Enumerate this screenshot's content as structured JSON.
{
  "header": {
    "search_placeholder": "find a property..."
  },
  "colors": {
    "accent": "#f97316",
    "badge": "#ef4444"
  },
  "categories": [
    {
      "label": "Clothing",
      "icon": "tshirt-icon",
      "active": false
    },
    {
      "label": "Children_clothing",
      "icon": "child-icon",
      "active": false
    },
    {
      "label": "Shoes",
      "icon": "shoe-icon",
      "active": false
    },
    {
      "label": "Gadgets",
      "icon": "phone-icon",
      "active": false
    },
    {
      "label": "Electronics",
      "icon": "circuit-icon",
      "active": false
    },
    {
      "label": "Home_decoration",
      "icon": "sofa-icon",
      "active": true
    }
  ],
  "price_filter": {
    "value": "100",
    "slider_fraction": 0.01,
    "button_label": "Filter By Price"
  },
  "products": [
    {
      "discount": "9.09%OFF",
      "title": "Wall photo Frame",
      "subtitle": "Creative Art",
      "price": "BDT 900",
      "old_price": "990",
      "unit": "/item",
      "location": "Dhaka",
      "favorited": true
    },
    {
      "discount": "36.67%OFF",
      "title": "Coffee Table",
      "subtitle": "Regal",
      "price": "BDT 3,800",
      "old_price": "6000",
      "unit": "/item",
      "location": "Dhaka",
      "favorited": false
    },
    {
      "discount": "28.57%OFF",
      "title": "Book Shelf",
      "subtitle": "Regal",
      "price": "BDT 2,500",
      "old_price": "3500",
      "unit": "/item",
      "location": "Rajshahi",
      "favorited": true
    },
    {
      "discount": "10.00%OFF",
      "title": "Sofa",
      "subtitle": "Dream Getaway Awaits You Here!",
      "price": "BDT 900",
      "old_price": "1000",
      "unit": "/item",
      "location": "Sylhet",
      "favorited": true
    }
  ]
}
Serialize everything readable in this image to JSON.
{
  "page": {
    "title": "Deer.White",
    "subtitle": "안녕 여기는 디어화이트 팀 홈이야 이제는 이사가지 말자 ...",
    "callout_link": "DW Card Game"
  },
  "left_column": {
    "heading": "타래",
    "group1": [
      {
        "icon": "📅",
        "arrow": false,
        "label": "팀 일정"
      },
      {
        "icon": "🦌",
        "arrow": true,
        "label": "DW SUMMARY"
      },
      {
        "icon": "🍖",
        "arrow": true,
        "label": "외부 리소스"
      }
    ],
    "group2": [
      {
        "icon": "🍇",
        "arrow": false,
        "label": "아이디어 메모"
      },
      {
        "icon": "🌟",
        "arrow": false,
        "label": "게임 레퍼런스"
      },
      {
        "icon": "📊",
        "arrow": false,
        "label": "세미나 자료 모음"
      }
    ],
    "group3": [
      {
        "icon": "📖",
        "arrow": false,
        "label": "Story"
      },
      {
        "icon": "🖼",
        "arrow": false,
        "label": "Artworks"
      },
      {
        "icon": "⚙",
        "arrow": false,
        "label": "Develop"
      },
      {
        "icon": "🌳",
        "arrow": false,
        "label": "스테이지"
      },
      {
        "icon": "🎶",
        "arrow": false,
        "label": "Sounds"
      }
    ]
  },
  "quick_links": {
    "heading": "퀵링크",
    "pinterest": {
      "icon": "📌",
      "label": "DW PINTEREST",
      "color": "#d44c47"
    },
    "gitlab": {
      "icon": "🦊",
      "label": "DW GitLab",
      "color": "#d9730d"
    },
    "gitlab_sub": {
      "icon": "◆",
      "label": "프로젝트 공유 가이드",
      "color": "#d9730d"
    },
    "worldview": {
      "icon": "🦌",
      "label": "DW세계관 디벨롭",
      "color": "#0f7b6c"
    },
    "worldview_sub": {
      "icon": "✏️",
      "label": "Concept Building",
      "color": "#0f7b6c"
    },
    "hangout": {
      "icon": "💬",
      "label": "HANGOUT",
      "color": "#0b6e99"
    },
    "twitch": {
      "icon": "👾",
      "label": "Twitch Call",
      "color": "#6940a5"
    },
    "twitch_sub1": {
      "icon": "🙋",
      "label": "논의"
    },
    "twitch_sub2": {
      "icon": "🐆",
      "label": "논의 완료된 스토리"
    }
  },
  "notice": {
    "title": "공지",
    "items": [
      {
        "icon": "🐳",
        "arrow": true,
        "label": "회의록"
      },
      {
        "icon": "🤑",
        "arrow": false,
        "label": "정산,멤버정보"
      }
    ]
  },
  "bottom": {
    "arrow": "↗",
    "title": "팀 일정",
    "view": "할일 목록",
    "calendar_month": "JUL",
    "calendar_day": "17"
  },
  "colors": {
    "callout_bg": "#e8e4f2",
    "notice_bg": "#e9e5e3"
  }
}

++++

## WHAT NEEDS TO BE DONE
Transcribe every record above exactly as it appears.

## EXERCISE SOLUTION
Enumerate this screenshot's content as structured JSON.
{
  "header": {
    "search_placeholder": "find a property..."
  },
  "colors": {
    "accent": "#f97316",
    "badge": "#ef4444"
  },
  "categories": [
    {
      "label": "Clothing",
      "icon": "tshirt-icon",
      "active": false
    },
    {
      "label": "Children_clothing",
      "icon": "child-icon",
      "active": false
    },
    {
      "label": "Shoes",
      "icon": "shoe-icon",
      "active": false
    },
    {
      "label": "Gadgets",
      "icon": "phone-icon",
      "active": false
    },
    {
      "label": "Electronics",
      "icon": "circuit-icon",
      "active": false
    },
    {
      "label": "Home_decoration",
      "icon": "sofa-icon",
      "active": true
    }
  ],
  "price_filter": {
    "value": "100",
    "slider_fraction": 0.01,
    "button_label": "Filter By Price"
  },
  "products": [
    {
      "discount": "9.09%OFF",
      "title": "Wall photo Frame",
      "subtitle": "Creative Art",
      "price": "BDT 900",
      "old_price": "990",
      "unit": "/item",
      "location": "Dhaka",
      "favorited": true
    },
    {
      "discount": "36.67%OFF",
      "title": "Coffee Table",
      "subtitle": "Regal",
      "price": "BDT 3,800",
      "old_price": "6000",
      "unit": "/item",
      "location": "Dhaka",
      "favorited": false
    },
    {
      "discount": "28.57%OFF",
      "title": "Book Shelf",
      "subtitle": "Regal",
      "price": "BDT 2,500",
      "old_price": "3500",
      "unit": "/item",
      "location": "Rajshahi",
      "favorited": true
    },
    {
      "discount": "10.00%OFF",
      "title": "Sofa",
      "subtitle": "Dream Getaway Awaits You Here!",
      "price": "BDT 900",
      "old_price": "1000",
      "unit": "/item",
      "location": "Sylhet",
      "favorited": true
    }
  ]
}
Serialize everything readable in this image to JSON.
{
  "page": {
    "title": "Deer.White",
    "subtitle": "안녕 여기는 디어화이트 팀 홈이야 이제는 이사가지 말자 ...",
    "callout_link": "DW Card Game"
  },
  "left_column": {
    "heading": "타래",
    "group1": [
      {
        "icon": "📅",
        "arrow": false,
        "label": "팀 일정"
      },
      {
        "icon": "🦌",
        "arrow": true,
        "label": "DW SUMMARY"
      },
      {
        "icon": "🍖",
        "arrow": true,
        "label": "외부 리소스"
      }
    ],
    "group2": [
      {
        "icon": "🍇",
        "arrow": false,
        "label": "아이디어 메모"
      },
      {
        "icon": "🌟",
        "arrow": false,
        "label": "게임 레퍼런스"
      },
      {
        "icon": "📊",
        "arrow": false,
        "label": "세미나 자료 모음"
      }
    ],
    "group3": [
      {
        "icon": "📖",
        "arrow": false,
        "label": "Story"
      },
      {
        "icon": "🖼",
        "arrow": false,
        "label": "Artworks"
      },
      {
        "icon": "⚙",
        "arrow": false,
        "label": "Develop"
      },
      {
        "icon": "🌳",
        "arrow": false,
        "label": "스테이지"
      },
      {
        "icon": "🎶",
        "arrow": false,
        "label": "Sounds"
      }
    ]
  },
  "quick_links": {
    "heading": "퀵링크",
    "pinterest": {
      "icon": "📌",
      "label": "DW PINTEREST",
      "color": "#d44c47"
    },
    "gitlab": {
      "icon": "🦊",
      "label": "DW GitLab",
      "color": "#d9730d"
    },
    "gitlab_sub": {
      "icon": "◆",
      "label": "프로젝트 공유 가이드",
      "color": "#d9730d"
    },
    "worldview": {
      "icon": "🦌",
      "label": "DW세계관 디벨롭",
      "color": "#0f7b6c"
    },
    "worldview_sub": {
      "icon": "✏️",
      "label": "Concept Building",
      "color": "#0f7b6c"
    },
    "hangout": {
      "icon": "💬",
      "label": "HANGOUT",
      "color": "#0b6e99"
    },
    "twitch": {
      "icon": "👾",
      "label": "Twitch Call",
      "color": "#6940a5"
    },
    "twitch_sub1": {
      "icon": "🙋",
      "label": "논의"
    },
    "twitch_sub2": {
      "icon": "🐆",
      "label": "논의 완료된 스토리"
    }
  },
  "notice": {
    "title": "공지",
    "items": [
      {
        "icon": "🐳",
        "arrow": true,
        "label": "회의록"
      },
      {
        "icon": "🤑",
        "arrow": false,
        "label": "정산,멤버정보"
      }
    ]
  },
  "bottom": {
    "arrow": "↗",
    "title": "팀 일정",
    "view": "할일 목록",
    "calendar_month": "JUL",
    "calendar_day": "17"
  },
  "colors": {
    "callout_bg": "#e8e4f2",
    "notice_bg": "#e9e5e3"
  }
}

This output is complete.